### EXERCISE TASK
Extract all of the data and reproduce it precisely.

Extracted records
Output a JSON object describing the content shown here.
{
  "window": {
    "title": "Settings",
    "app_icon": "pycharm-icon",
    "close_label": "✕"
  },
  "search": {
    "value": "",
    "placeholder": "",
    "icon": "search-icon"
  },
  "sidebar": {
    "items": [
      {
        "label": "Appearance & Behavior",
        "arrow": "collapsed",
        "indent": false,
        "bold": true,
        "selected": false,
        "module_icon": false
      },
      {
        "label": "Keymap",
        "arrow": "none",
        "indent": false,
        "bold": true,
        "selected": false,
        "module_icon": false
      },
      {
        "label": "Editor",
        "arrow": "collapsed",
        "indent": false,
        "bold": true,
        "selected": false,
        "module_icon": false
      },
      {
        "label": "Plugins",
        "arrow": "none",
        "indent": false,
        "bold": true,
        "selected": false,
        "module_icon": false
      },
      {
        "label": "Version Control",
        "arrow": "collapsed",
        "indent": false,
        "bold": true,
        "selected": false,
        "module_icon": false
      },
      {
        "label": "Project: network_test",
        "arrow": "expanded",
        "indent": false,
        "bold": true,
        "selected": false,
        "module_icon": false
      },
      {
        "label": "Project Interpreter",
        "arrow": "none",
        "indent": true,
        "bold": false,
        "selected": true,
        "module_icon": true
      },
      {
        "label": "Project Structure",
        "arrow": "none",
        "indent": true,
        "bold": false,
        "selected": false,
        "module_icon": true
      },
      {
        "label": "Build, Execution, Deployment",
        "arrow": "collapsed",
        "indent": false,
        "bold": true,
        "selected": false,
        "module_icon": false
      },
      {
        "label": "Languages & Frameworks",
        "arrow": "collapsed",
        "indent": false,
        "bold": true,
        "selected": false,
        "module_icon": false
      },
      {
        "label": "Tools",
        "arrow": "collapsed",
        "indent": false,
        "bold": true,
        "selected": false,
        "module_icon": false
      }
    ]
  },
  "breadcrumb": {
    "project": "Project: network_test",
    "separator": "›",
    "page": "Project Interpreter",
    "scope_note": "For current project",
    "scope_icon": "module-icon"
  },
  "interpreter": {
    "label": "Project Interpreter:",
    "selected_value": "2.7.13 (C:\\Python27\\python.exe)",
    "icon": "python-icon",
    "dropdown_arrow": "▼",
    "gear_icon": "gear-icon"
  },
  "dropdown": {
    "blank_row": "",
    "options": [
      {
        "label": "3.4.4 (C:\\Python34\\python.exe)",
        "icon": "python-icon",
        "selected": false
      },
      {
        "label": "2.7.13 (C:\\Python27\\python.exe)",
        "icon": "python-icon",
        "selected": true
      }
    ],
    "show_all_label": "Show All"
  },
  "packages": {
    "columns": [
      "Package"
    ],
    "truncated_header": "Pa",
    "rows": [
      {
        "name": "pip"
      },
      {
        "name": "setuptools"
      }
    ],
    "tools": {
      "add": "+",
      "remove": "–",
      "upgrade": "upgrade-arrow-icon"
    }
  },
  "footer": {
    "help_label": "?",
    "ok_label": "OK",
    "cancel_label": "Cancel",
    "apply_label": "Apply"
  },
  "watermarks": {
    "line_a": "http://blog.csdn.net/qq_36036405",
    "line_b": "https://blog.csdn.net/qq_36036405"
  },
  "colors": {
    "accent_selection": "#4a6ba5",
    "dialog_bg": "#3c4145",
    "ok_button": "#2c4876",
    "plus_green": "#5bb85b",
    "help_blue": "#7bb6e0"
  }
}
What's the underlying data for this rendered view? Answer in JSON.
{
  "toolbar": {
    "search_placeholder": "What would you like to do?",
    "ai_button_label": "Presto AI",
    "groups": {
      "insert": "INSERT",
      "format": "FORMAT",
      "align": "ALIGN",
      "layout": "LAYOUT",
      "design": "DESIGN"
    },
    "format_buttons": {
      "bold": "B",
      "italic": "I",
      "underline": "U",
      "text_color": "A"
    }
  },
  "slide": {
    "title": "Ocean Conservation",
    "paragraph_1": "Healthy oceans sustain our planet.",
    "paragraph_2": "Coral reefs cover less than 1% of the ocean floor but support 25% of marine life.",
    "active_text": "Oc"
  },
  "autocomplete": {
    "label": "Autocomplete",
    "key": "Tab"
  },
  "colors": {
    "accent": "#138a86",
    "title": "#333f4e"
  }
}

### FULL SOLUTION
Output a JSON object describing the content shown here.
{
  "window": {
    "title": "Settings",
    "app_icon": "pycharm-icon",
    "close_label": "✕"
  },
  "search": {
    "value": "",
    "placeholder": "",
    "icon": "search-icon"
  },
  "sidebar": {
    "items": [
      {
        "label": "Appearance & Behavior",
        "arrow": "collapsed",
        "indent": false,
        "bold": true,
        "selected": false,
        "module_icon": false
      },
      {
        "label": "Keymap",
        "arrow": "none",
        "indent": false,
        "bold": true,
        "selected": false,
        "module_icon": false
      },
      {
        "label": "Editor",
        "arrow": "collapsed",
        "indent": false,
        "bold": true,
        "selected": false,
        "module_icon": false
      },
      {
        "label": "Plugins",
        "arrow": "none",
        "indent": false,
        "bold": true,
        "selected": false,
        "module_icon": false
      },
      {
        "label": "Version Control",
        "arrow": "collapsed",
        "indent": false,
        "bold": true,
        "selected": false,
        "module_icon": false
      },
      {
        "label": "Project: network_test",
        "arrow": "expanded",
        "indent": false,
        "bold": true,
        "selected": false,
        "module_icon": false
      },
      {
        "label": "Project Interpreter",
        "arrow": "none",
        "indent": true,
        "bold": false,
        "selected": true,
        "module_icon": true
      },
      {
        "label": "Project Structure",
        "arrow": "none",
        "indent": true,
        "bold": false,
        "selected": false,
        "module_icon": true
      },
      {
        "label": "Build, Execution, Deployment",
        "arrow": "collapsed",
        "indent": false,
        "bold": true,
        "selected": false,
        "module_icon": false
      },
      {
        "label": "Languages & Frameworks",
        "arrow": "collapsed",
        "indent": false,
        "bold": true,
        "selected": false,
        "module_icon": false
      },
      {
        "label": "Tools",
        "arrow": "collapsed",
        "indent": false,
        "bold": true,
        "selected": false,
        "module_icon": false
      }
    ]
  },
  "breadcrumb": {
    "project": "Project: network_test",
    "separator": "›",
    "page": "Project Interpreter",
    "scope_note": "For current project",
    "scope_icon": "module-icon"
  },
  "interpreter": {
    "label": "Project Interpreter:",
    "selected_value": "2.7.13 (C:\\Python27\\python.exe)",
    "icon": "python-icon",
    "dropdown_arrow": "▼",
    "gear_icon": "gear-icon"
  },
  "dropdown": {
    "blank_row": "",
    "options": [
      {
        "label": "3.4.4 (C:\\Python34\\python.exe)",
        "icon": "python-icon",
        "selected": false
      },
      {
        "label": "2.7.13 (C:\\Python27\\python.exe)",
        "icon": "python-icon",
        "selected": true
      }
    ],
    "show_all_label": "Show All"
  },
  "packages": {
    "columns": [
      "Package"
    ],
    "truncated_header": "Pa",
    "rows": [
      {
        "name": "pip"
      },
      {
        "name": "setuptools"
      }
    ],
    "tools": {
      "add": "+",
      "remove": "–",
      "upgrade": "upgrade-arrow-icon"
    }
  },
  "footer": {
    "help_label": "?",
    "ok_label": "OK",
    "cancel_label": "Cancel",
    "apply_label": "Apply"
  },
  "watermarks": {
    "line_a": "http://blog.csdn.net/qq_36036405",
    "line_b": "https://blog.csdn.net/qq_36036405"
  },
  "colors": {
    "accent_selection": "#4a6ba5",
    "dialog_bg": "#3c4145",
    "ok_button": "#2c4876",
    "plus_green": "#5bb85b",
    "help_blue": "#7bb6e0"
  }
}
What's the underlying data for this rendered view? Answer in JSON.
{
  "toolbar": {
    "search_placeholder": "What would you like to do?",
    "ai_button_label": "Presto AI",
    "groups": {
      "insert": "INSERT",
      "format": "FORMAT",
      "align": "ALIGN",
      "layout": "LAYOUT",
      "design": "DESIGN"
    },
    "format_buttons": {
      "bold": "B",
      "italic": "I",
      "underline": "U",
      "text_color": "A"
    }
  },
  "slide": {
    "title": "Ocean Conservation",
    "paragraph_1": "Healthy oceans sustain our planet.",
    "paragraph_2": "Coral reefs cover less than 1% of the ocean floor but support 25% of marine life.",
    "active_text": "Oc"
  },
  "autocomplete": {
    "label": "Autocomplete",
    "key": "Tab"
  },
  "colors": {
    "accent": "#138a86",
    "title": "#333f4e"
  }
}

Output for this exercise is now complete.